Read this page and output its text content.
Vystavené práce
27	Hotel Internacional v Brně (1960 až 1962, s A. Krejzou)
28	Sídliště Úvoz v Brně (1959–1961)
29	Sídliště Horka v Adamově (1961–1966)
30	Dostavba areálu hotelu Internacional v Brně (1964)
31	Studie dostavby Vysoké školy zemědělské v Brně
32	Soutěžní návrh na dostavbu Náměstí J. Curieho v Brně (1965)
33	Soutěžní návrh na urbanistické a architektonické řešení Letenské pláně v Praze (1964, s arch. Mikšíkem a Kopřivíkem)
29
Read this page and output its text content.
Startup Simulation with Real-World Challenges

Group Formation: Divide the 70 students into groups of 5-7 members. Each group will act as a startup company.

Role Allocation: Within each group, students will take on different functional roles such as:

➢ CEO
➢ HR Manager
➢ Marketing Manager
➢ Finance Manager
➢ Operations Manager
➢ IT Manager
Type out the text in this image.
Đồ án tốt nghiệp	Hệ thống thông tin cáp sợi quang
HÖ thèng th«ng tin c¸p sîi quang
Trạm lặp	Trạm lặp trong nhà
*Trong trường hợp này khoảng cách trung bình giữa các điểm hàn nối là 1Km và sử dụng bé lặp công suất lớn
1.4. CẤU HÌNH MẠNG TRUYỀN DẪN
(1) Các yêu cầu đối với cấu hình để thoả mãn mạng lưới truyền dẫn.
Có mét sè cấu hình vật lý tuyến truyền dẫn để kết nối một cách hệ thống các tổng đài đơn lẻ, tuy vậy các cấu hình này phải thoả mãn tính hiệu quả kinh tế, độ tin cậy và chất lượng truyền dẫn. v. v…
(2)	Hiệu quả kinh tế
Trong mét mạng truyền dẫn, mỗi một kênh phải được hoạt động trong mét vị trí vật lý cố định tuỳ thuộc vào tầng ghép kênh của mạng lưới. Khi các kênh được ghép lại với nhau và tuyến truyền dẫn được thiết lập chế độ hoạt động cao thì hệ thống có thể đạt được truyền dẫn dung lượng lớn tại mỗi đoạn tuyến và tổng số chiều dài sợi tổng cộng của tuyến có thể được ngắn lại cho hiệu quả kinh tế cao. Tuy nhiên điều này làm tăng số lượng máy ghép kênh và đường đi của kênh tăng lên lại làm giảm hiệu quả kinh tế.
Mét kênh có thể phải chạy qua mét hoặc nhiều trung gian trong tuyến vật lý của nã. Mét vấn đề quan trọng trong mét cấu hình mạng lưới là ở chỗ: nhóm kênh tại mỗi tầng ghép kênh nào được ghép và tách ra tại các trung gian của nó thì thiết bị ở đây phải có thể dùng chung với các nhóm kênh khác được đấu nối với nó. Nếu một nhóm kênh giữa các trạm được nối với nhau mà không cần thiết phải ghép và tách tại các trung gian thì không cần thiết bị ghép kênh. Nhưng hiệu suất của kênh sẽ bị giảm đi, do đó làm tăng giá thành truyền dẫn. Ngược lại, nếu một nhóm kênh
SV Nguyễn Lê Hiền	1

*****

Written exercise
Check every line of the data, and copy the ones that contain "Sídliště".

Response to the exercise
28	Sídliště Úvoz v Brně (1959–1961)
29	Sídliště Horka v Adamově (1961–1966)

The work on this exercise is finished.